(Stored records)
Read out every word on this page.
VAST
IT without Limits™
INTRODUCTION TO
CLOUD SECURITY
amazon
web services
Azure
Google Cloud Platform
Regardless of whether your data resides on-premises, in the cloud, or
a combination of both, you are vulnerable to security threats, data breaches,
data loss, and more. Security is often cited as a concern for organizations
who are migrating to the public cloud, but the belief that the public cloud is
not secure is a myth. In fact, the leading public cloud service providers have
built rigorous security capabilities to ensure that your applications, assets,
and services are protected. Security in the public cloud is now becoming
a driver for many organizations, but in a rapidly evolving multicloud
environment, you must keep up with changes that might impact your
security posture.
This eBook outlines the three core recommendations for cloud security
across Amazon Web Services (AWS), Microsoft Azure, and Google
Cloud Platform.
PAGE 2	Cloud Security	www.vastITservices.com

▶ _Exercise aim_
Gather up the lines that contain the word "public".

▶ _The response_
who are migrating to the public cloud, but the belief that the public cloud is
not secure is a myth. In fact, the leading public cloud service providers have
and services are protected. Security in the public cloud is now becoming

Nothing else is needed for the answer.